Directions for this task – Write out each record below exactly as it appears, with no pictures.
[START Data supplied]
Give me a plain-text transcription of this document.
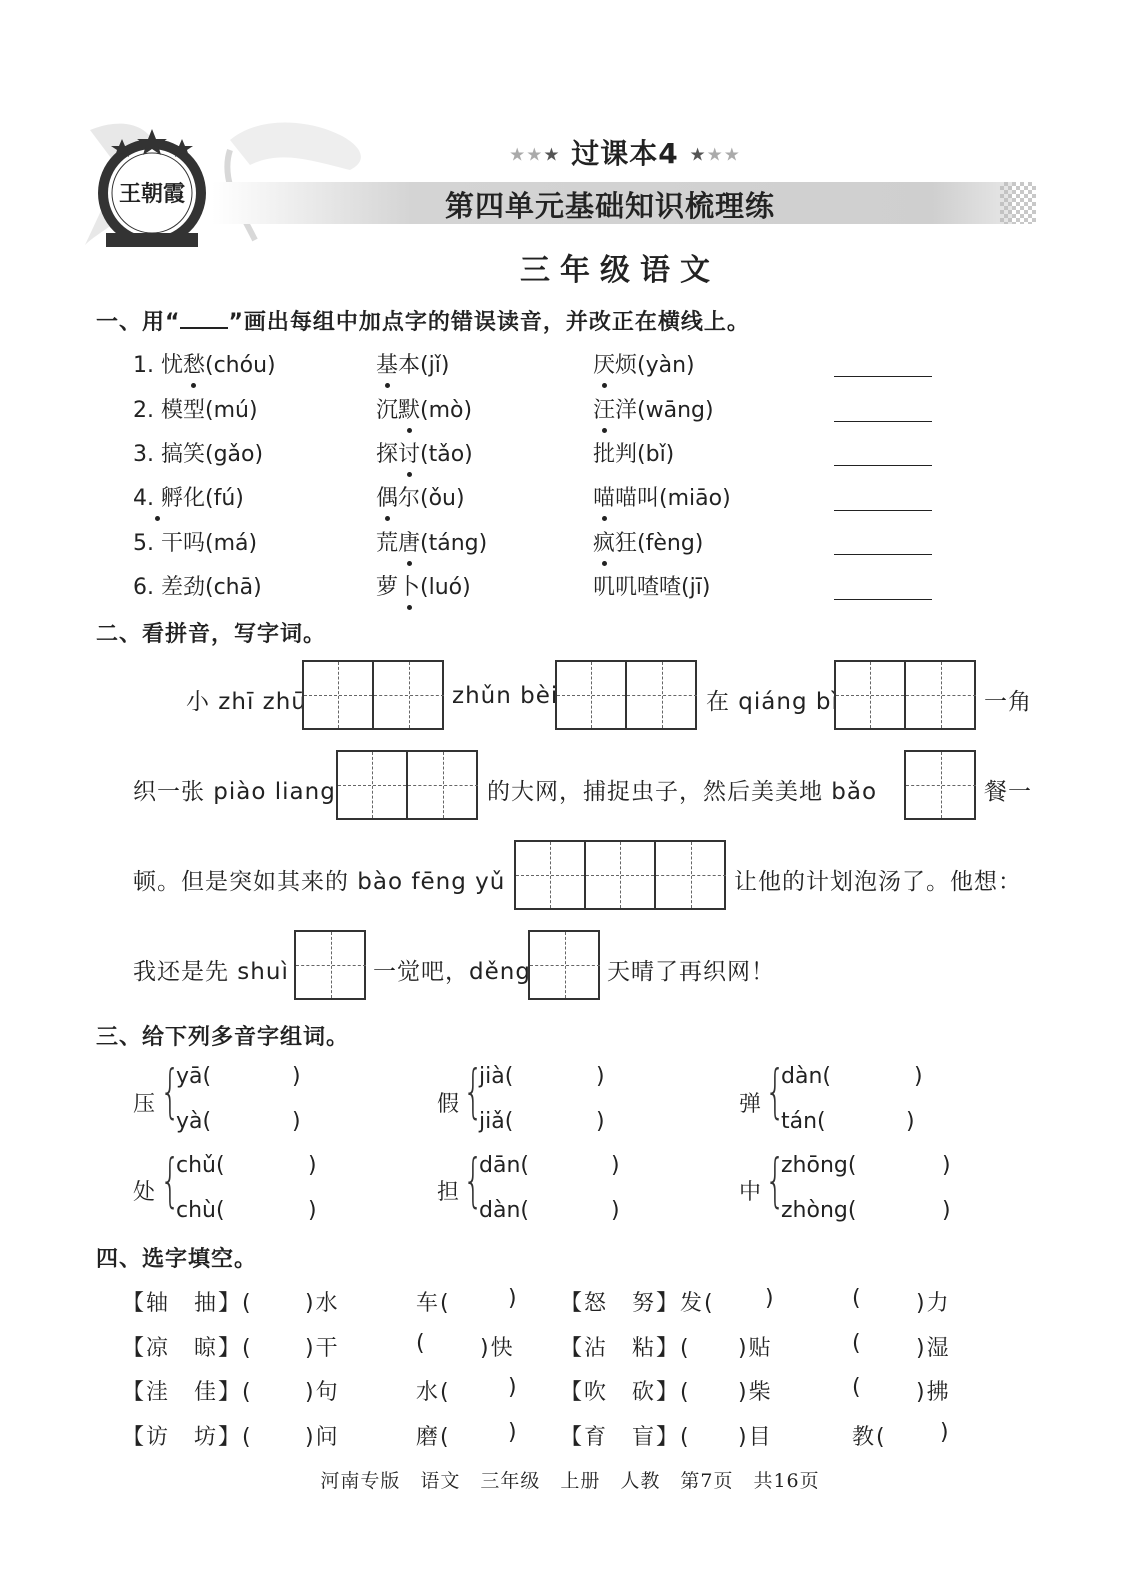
王朝霞
★★★ 过课本4 ★★★
第四单元基础知识梳理练
三年级语文
一、用“ ”画出每组中加点字的错误读音，并改正在横线上。
1. 忧愁(chóu)	基本(jǐ)	厌烦(yàn)
2. 模型(mú)	沉默(mò)	汪洋(wāng)
3. 搞笑(gǎo)	探讨(tǎo)	批判(bǐ)
4. 孵化(fú)	偶尔(ǒu)	喵喵叫(miāo)
5. 干吗(má)	荒唐(táng)	疯狂(fèng)
6. 差劲(chā)	萝卜(luó)	叽叽喳喳(jī)
二、看拼音，写字词。
小 zhī zhū	zhǔn bèi	在 qiáng bì	一角
织一张 piào liang	的大网，捕捉虫子，然后美美地 bǎo	餐一
顿。但是突如其来的 bào fēng yǔ	让他的计划泡汤了。他想：
我还是先 shuì	一觉吧，děng	天晴了再织网！
三、给下列多音字组词。
压 {
yā(	)
yà(	)
假 {
jià(	)
jiǎ(	)
弹 {
dàn(	)
tán(	)
处 {
chǔ(	)
chù(	)
担 {
dān(	)
dàn(	)
中 {
zhōng(	)
zhòng(	)
四、选字填空。
【轴　抽】( )水	车(	) 【怒　努】发( )	( )力
【凉　晾】( )干	( )快 【沾　粘】( )贴	( )湿
【洼　佳】( )句	水(	) 【吹　砍】( )柴	( )拂
【访　坊】( )问	磨(	) 【育　盲】( )目	教( )
河南专版　语文　三年级　上册　人教　第7页　共16页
[END Data supplied]
Correct result –
Give me a plain-text transcription of this document.
王朝霞
★★★ 过课本4 ★★★
第四单元基础知识梳理练
三年级语文
一、用“ ”画出每组中加点字的错误读音，并改正在横线上。
1. 忧愁(chóu)	基本(jǐ)	厌烦(yàn)
2. 模型(mú)	沉默(mò)	汪洋(wāng)
3. 搞笑(gǎo)	探讨(tǎo)	批判(bǐ)
4. 孵化(fú)	偶尔(ǒu)	喵喵叫(miāo)
5. 干吗(má)	荒唐(táng)	疯狂(fèng)
6. 差劲(chā)	萝卜(luó)	叽叽喳喳(jī)
二、看拼音，写字词。
小 zhī zhū	zhǔn bèi	在 qiáng bì	一角
织一张 piào liang	的大网，捕捉虫子，然后美美地 bǎo	餐一
顿。但是突如其来的 bào fēng yǔ	让他的计划泡汤了。他想：
我还是先 shuì	一觉吧，děng	天晴了再织网！
三、给下列多音字组词。
压 {
yā(	)
yà(	)
假 {
jià(	)
jiǎ(	)
弹 {
dàn(	)
tán(	)
处 {
chǔ(	)
chù(	)
担 {
dān(	)
dàn(	)
中 {
zhōng(	)
zhòng(	)
四、选字填空。
【轴　抽】( )水	车(	) 【怒　努】发( )	( )力
【凉　晾】( )干	( )快 【沾　粘】( )贴	( )湿
【洼　佳】( )句	水(	) 【吹　砍】( )柴	( )拂
【访　坊】( )问	磨(	) 【育　盲】( )目	教( )
河南专版　语文　三年级　上册　人教　第7页　共16页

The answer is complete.